(Dataset entries)
::::::::::
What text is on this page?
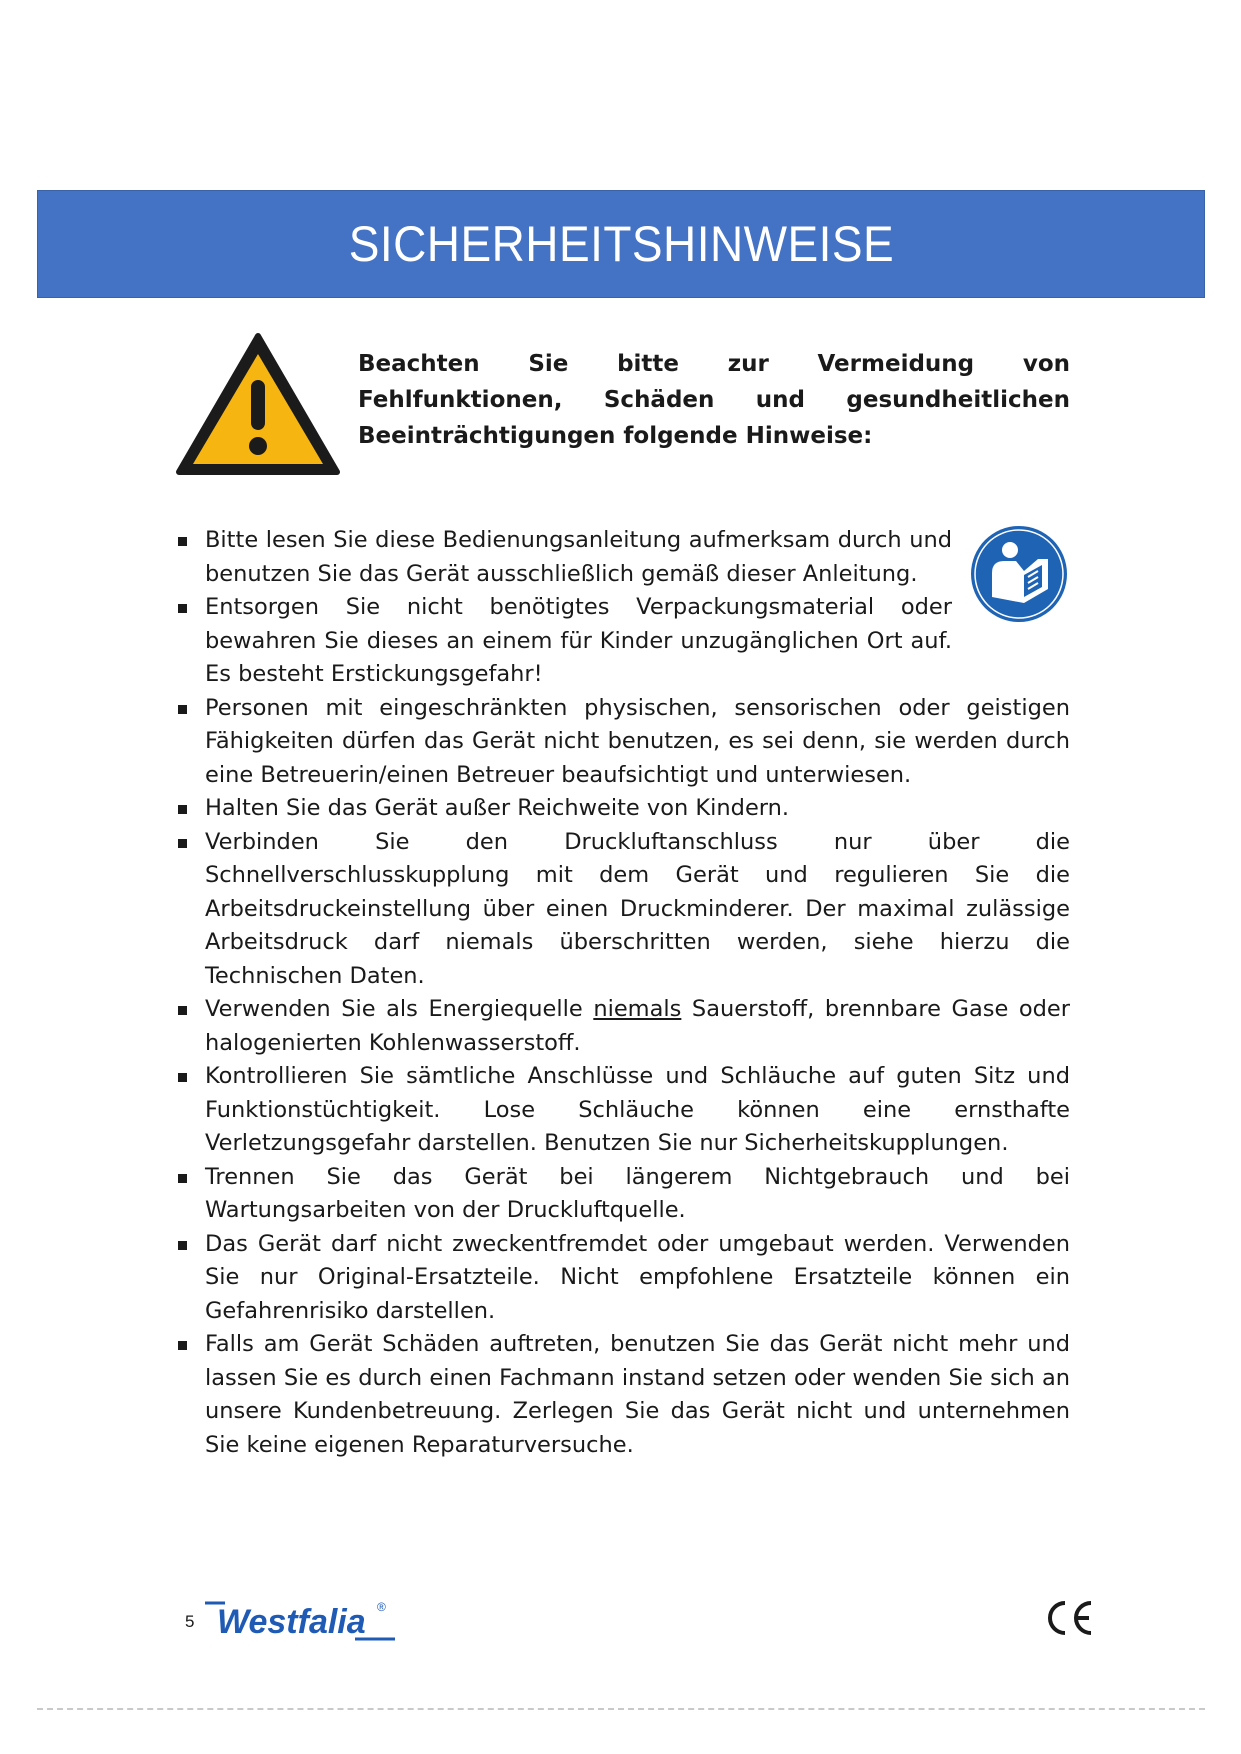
SICHERHEITSHINWEISE
Beachten Sie bitte zur Vermeidung von Fehlfunktionen, Schäden und gesundheitlichen Beeinträchtigungen folgende Hinweise:
Bitte lesen Sie diese Bedienungsanleitung aufmerksam durch und benutzen Sie das Gerät ausschließlich gemäß dieser Anleitung.
Entsorgen Sie nicht benötigtes Verpackungsmaterial oder bewahren Sie dieses an einem für Kinder unzugänglichen Ort auf. Es besteht Erstickungsgefahr!
Personen mit eingeschränkten physischen, sensorischen oder geistigen Fähigkeiten dürfen das Gerät nicht benutzen, es sei denn, sie werden durch eine Betreuerin/einen Betreuer beaufsichtigt und unterwiesen.
Halten Sie das Gerät außer Reichweite von Kindern.
Verbinden Sie den Druckluftanschluss nur über die Schnellverschlusskupplung mit dem Gerät und regulieren Sie die Arbeitsdruckeinstellung über einen Druckminderer. Der maximal zulässige Arbeitsdruck darf niemals überschritten werden, siehe hierzu die Technischen Daten.
Verwenden Sie als Energiequelle niemals Sauerstoff, brennbare Gase oder halogenierten Kohlenwasserstoff.
Kontrollieren Sie sämtliche Anschlüsse und Schläuche auf guten Sitz und Funktionstüchtigkeit. Lose Schläuche können eine ernsthafte Verletzungsgefahr darstellen. Benutzen Sie nur Sicherheitskupplungen.
Trennen Sie das Gerät bei längerem Nichtgebrauch und bei Wartungsarbeiten von der Druckluftquelle.
Das Gerät darf nicht zweckentfremdet oder umgebaut werden. Verwenden Sie nur Original-Ersatzteile. Nicht empfohlene Ersatzteile können ein Gefahrenrisiko darstellen.
Falls am Gerät Schäden auftreten, benutzen Sie das Gerät nicht mehr und lassen Sie es durch einen Fachmann instand setzen oder wenden Sie sich an unsere Kundenbetreuung. Zerlegen Sie das Gerät nicht und unternehmen Sie keine eigenen Reparaturversuche.
5 Westfalia ®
::::::::::
| Problem statement |
Omit every picture, then reproduce the rest of the listing exactly.

| Solution to this exercise |
What text is on this page?
SICHERHEITSHINWEISE
Beachten Sie bitte zur Vermeidung von Fehlfunktionen, Schäden und gesundheitlichen Beeinträchtigungen folgende Hinweise:
Bitte lesen Sie diese Bedienungsanleitung aufmerksam durch und benutzen Sie das Gerät ausschließlich gemäß dieser Anleitung.
Entsorgen Sie nicht benötigtes Verpackungsmaterial oder bewahren Sie dieses an einem für Kinder unzugänglichen Ort auf. Es besteht Erstickungsgefahr!
Personen mit eingeschränkten physischen, sensorischen oder geistigen Fähigkeiten dürfen das Gerät nicht benutzen, es sei denn, sie werden durch eine Betreuerin/einen Betreuer beaufsichtigt und unterwiesen.
Halten Sie das Gerät außer Reichweite von Kindern.
Verbinden Sie den Druckluftanschluss nur über die Schnellverschlusskupplung mit dem Gerät und regulieren Sie die Arbeitsdruckeinstellung über einen Druckminderer. Der maximal zulässige Arbeitsdruck darf niemals überschritten werden, siehe hierzu die Technischen Daten.
Verwenden Sie als Energiequelle niemals Sauerstoff, brennbare Gase oder halogenierten Kohlenwasserstoff.
Kontrollieren Sie sämtliche Anschlüsse und Schläuche auf guten Sitz und Funktionstüchtigkeit. Lose Schläuche können eine ernsthafte Verletzungsgefahr darstellen. Benutzen Sie nur Sicherheitskupplungen.
Trennen Sie das Gerät bei längerem Nichtgebrauch und bei Wartungsarbeiten von der Druckluftquelle.
Das Gerät darf nicht zweckentfremdet oder umgebaut werden. Verwenden Sie nur Original-Ersatzteile. Nicht empfohlene Ersatzteile können ein Gefahrenrisiko darstellen.
Falls am Gerät Schäden auftreten, benutzen Sie das Gerät nicht mehr und lassen Sie es durch einen Fachmann instand setzen oder wenden Sie sich an unsere Kundenbetreuung. Zerlegen Sie das Gerät nicht und unternehmen Sie keine eigenen Reparaturversuche.
5 Westfalia ®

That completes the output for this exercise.